▶

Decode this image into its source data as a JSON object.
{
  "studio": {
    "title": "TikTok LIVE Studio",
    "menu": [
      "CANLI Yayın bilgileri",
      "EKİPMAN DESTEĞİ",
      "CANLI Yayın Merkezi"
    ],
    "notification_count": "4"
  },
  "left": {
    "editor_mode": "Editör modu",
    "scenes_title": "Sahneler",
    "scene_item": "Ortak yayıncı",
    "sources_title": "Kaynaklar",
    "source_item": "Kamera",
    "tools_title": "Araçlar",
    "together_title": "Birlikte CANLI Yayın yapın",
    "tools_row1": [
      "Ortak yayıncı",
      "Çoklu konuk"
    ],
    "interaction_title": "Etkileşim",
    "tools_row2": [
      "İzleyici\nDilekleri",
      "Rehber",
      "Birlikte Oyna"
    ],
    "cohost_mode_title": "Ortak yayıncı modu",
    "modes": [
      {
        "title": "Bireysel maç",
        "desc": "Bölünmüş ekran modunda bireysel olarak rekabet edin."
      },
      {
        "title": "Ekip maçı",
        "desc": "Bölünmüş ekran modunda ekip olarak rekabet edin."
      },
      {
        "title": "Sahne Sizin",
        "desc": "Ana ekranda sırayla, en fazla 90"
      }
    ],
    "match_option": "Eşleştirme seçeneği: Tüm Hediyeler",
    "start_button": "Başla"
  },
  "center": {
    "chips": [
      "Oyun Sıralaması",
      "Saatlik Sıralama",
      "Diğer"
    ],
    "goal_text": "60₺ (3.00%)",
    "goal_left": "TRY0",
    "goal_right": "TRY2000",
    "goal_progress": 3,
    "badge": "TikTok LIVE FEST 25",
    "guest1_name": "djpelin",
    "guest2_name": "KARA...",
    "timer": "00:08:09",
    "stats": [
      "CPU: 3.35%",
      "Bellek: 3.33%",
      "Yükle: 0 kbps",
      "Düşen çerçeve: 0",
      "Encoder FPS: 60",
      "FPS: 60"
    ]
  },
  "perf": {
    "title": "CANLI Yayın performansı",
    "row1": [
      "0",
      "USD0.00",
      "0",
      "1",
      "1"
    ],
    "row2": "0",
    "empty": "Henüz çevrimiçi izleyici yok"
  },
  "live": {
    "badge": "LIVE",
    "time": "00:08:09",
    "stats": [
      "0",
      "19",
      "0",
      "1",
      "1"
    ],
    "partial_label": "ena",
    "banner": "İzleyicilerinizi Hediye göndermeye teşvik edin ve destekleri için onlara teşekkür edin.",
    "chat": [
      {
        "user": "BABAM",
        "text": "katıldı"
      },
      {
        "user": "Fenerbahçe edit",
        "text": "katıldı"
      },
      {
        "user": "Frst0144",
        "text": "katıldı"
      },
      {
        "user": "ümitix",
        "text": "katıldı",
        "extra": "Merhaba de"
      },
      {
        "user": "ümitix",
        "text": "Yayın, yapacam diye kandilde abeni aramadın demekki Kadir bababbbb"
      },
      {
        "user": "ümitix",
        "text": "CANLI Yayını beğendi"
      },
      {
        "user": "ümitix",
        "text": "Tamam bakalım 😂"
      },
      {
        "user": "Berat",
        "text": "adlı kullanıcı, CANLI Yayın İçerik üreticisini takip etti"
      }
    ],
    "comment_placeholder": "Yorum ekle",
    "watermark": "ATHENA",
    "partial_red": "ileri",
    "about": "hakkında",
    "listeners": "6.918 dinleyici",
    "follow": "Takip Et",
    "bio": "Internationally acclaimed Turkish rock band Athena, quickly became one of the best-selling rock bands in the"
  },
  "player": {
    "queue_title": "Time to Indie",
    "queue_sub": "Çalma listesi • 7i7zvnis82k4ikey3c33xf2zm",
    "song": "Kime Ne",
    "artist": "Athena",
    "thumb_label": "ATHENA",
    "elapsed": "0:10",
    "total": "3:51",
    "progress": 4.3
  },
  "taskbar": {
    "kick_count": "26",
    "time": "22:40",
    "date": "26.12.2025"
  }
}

◀

• [PROBLEM STATEMENT]: All of the lines above must be returned exactly.

• [RESPONSE BELOW]:
Decode this image into its source data as a JSON object.
{
  "studio": {
    "title": "TikTok LIVE Studio",
    "menu": [
      "CANLI Yayın bilgileri",
      "EKİPMAN DESTEĞİ",
      "CANLI Yayın Merkezi"
    ],
    "notification_count": "4"
  },
  "left": {
    "editor_mode": "Editör modu",
    "scenes_title": "Sahneler",
    "scene_item": "Ortak yayıncı",
    "sources_title": "Kaynaklar",
    "source_item": "Kamera",
    "tools_title": "Araçlar",
    "together_title": "Birlikte CANLI Yayın yapın",
    "tools_row1": [
      "Ortak yayıncı",
      "Çoklu konuk"
    ],
    "interaction_title": "Etkileşim",
    "tools_row2": [
      "İzleyici\nDilekleri",
      "Rehber",
      "Birlikte Oyna"
    ],
    "cohost_mode_title": "Ortak yayıncı modu",
    "modes": [
      {
        "title": "Bireysel maç",
        "desc": "Bölünmüş ekran modunda bireysel olarak rekabet edin."
      },
      {
        "title": "Ekip maçı",
        "desc": "Bölünmüş ekran modunda ekip olarak rekabet edin."
      },
      {
        "title": "Sahne Sizin",
        "desc": "Ana ekranda sırayla, en fazla 90"
      }
    ],
    "match_option": "Eşleştirme seçeneği: Tüm Hediyeler",
    "start_button": "Başla"
  },
  "center": {
    "chips": [
      "Oyun Sıralaması",
      "Saatlik Sıralama",
      "Diğer"
    ],
    "goal_text": "60₺ (3.00%)",
    "goal_left": "TRY0",
    "goal_right": "TRY2000",
    "goal_progress": 3,
    "badge": "TikTok LIVE FEST 25",
    "guest1_name": "djpelin",
    "guest2_name": "KARA...",
    "timer": "00:08:09",
    "stats": [
      "CPU: 3.35%",
      "Bellek: 3.33%",
      "Yükle: 0 kbps",
      "Düşen çerçeve: 0",
      "Encoder FPS: 60",
      "FPS: 60"
    ]
  },
  "perf": {
    "title": "CANLI Yayın performansı",
    "row1": [
      "0",
      "USD0.00",
      "0",
      "1",
      "1"
    ],
    "row2": "0",
    "empty": "Henüz çevrimiçi izleyici yok"
  },
  "live": {
    "badge": "LIVE",
    "time": "00:08:09",
    "stats": [
      "0",
      "19",
      "0",
      "1",
      "1"
    ],
    "partial_label": "ena",
    "banner": "İzleyicilerinizi Hediye göndermeye teşvik edin ve destekleri için onlara teşekkür edin.",
    "chat": [
      {
        "user": "BABAM",
        "text": "katıldı"
      },
      {
        "user": "Fenerbahçe edit",
        "text": "katıldı"
      },
      {
        "user": "Frst0144",
        "text": "katıldı"
      },
      {
        "user": "ümitix",
        "text": "katıldı",
        "extra": "Merhaba de"
      },
      {
        "user": "ümitix",
        "text": "Yayın, yapacam diye kandilde abeni aramadın demekki Kadir bababbbb"
      },
      {
        "user": "ümitix",
        "text": "CANLI Yayını beğendi"
      },
      {
        "user": "ümitix",
        "text": "Tamam bakalım 😂"
      },
      {
        "user": "Berat",
        "text": "adlı kullanıcı, CANLI Yayın İçerik üreticisini takip etti"
      }
    ],
    "comment_placeholder": "Yorum ekle",
    "watermark": "ATHENA",
    "partial_red": "ileri",
    "about": "hakkında",
    "listeners": "6.918 dinleyici",
    "follow": "Takip Et",
    "bio": "Internationally acclaimed Turkish rock band Athena, quickly became one of the best-selling rock bands in the"
  },
  "player": {
    "queue_title": "Time to Indie",
    "queue_sub": "Çalma listesi • 7i7zvnis82k4ikey3c33xf2zm",
    "song": "Kime Ne",
    "artist": "Athena",
    "thumb_label": "ATHENA",
    "elapsed": "0:10",
    "total": "3:51",
    "progress": 4.3
  },
  "taskbar": {
    "kick_count": "26",
    "time": "22:40",
    "date": "26.12.2025"
  }
}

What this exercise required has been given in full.